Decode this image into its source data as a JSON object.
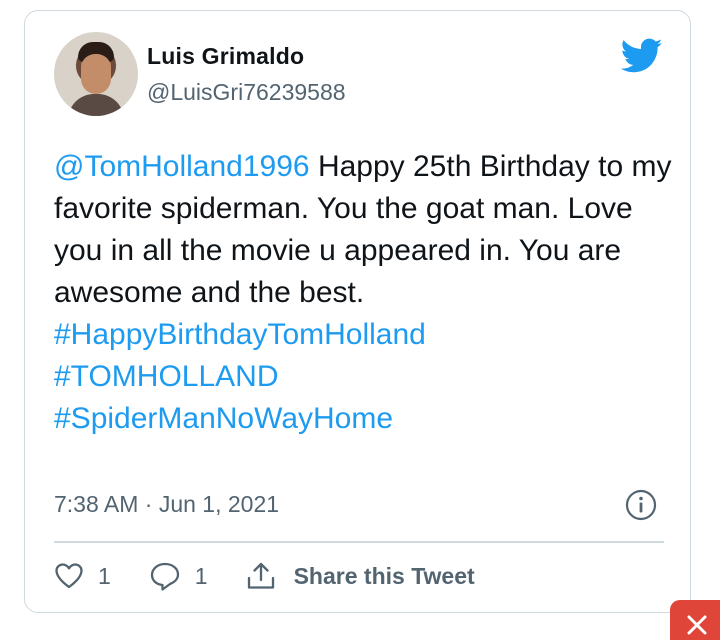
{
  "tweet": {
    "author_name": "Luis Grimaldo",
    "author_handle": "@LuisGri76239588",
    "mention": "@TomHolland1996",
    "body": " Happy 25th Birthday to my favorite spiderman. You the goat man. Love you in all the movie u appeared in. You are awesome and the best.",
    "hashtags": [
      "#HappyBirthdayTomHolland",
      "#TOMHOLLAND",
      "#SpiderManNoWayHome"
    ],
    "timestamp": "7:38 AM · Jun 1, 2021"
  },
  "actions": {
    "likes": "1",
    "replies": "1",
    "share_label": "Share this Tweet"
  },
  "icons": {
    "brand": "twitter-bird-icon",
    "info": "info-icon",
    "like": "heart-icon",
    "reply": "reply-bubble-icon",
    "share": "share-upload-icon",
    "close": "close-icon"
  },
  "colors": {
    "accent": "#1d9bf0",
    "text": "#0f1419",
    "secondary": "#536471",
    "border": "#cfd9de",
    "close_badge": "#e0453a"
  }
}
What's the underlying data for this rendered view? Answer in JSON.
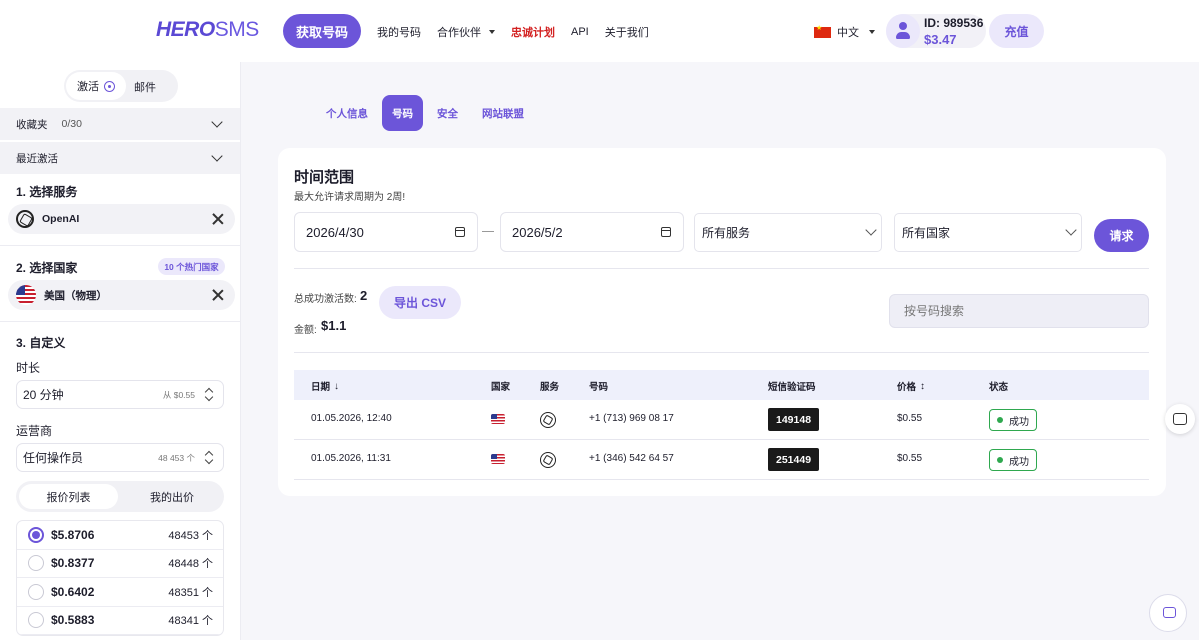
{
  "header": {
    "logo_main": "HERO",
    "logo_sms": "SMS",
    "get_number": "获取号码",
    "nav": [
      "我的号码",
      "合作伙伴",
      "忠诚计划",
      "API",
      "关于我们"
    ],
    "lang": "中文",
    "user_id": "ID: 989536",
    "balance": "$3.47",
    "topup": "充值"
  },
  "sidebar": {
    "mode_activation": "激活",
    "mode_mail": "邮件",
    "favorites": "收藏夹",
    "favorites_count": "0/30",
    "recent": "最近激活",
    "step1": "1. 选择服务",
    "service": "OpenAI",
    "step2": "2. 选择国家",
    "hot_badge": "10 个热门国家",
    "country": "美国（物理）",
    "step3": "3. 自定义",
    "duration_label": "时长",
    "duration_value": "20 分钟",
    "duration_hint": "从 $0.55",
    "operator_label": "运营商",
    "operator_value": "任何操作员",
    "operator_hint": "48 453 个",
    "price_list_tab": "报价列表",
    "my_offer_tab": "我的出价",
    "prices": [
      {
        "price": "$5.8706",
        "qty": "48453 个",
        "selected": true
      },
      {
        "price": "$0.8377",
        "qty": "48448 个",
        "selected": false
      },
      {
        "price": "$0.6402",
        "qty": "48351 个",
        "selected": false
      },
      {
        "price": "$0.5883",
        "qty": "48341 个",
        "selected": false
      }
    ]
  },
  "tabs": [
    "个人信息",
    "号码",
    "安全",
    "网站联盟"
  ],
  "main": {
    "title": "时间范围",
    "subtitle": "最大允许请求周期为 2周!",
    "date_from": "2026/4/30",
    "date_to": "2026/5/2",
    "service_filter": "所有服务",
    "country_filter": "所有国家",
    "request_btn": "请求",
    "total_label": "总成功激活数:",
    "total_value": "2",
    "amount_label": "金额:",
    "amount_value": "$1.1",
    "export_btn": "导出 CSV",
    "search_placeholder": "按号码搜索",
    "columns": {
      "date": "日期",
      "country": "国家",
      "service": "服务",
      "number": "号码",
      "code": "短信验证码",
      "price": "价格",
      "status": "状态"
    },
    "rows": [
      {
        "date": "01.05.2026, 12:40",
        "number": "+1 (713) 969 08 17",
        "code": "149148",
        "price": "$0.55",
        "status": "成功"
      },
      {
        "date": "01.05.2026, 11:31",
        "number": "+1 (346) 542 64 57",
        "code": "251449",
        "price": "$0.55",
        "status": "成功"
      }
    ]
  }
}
* * *
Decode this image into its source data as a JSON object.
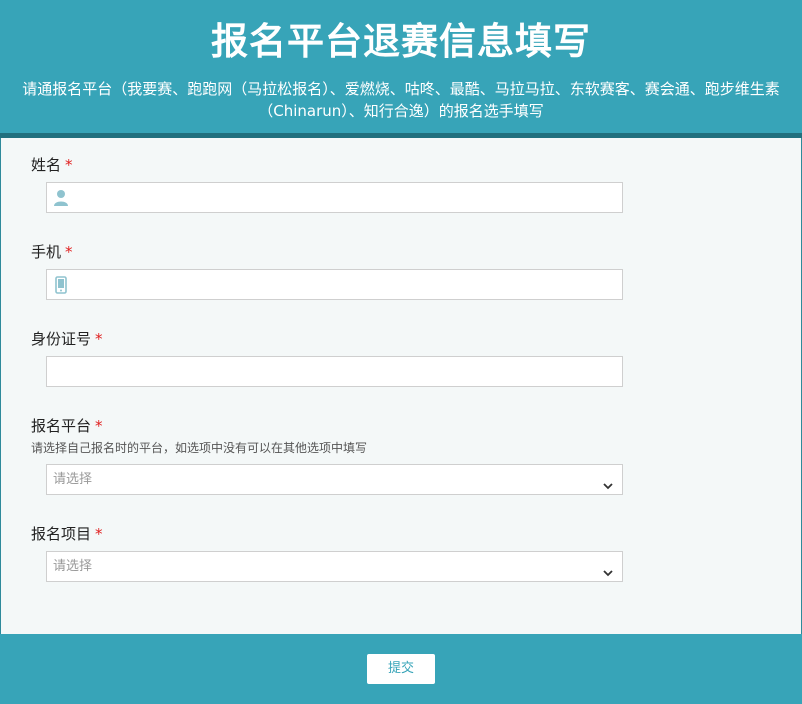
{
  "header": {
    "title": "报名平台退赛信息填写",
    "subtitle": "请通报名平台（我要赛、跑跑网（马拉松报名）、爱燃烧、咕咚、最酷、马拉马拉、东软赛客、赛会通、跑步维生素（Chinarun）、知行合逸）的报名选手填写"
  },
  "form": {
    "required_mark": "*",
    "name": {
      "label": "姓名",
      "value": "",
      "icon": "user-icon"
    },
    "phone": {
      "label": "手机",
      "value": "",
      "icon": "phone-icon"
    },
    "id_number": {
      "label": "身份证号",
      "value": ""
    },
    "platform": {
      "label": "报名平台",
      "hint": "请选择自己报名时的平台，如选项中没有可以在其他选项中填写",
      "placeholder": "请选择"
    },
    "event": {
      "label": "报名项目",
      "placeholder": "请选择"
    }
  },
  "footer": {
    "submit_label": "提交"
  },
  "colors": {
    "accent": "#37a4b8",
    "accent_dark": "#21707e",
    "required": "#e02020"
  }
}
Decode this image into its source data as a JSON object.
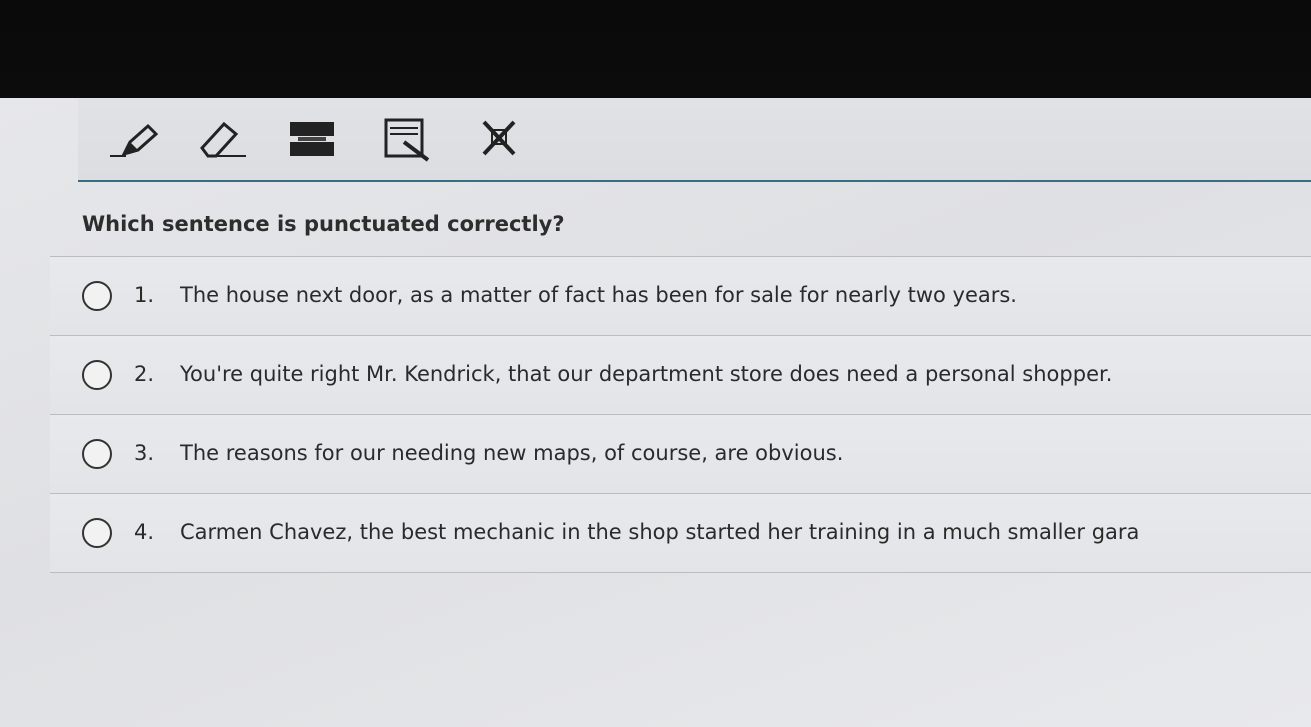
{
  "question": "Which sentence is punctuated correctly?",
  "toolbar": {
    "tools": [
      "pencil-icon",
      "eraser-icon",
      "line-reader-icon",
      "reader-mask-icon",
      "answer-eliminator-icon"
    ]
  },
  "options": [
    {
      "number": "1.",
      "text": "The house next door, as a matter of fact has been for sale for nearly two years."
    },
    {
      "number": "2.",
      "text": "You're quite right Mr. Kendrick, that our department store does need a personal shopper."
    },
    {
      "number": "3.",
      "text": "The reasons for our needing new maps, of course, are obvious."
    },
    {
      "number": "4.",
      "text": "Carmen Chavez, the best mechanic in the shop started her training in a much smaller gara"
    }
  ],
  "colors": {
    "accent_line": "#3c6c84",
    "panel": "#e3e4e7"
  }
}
==
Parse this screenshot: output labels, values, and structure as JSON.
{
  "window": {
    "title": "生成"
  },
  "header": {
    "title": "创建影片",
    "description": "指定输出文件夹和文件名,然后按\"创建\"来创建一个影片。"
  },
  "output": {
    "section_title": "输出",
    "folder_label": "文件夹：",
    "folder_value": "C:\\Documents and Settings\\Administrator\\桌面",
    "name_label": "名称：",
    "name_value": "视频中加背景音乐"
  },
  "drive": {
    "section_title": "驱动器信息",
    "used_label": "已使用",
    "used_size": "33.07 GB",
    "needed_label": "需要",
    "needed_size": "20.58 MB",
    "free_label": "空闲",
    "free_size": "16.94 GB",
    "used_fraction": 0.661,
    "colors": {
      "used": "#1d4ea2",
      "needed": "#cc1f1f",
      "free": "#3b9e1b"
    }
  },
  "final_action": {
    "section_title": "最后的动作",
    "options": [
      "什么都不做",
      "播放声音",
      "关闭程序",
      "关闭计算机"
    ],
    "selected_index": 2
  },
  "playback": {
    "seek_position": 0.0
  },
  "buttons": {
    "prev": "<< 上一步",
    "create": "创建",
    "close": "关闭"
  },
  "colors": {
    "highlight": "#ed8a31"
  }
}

• EXERCISE TASK: Provide the number of lines containing the string "subtitle", with no other output.

• SOLVED PROBLEM: 2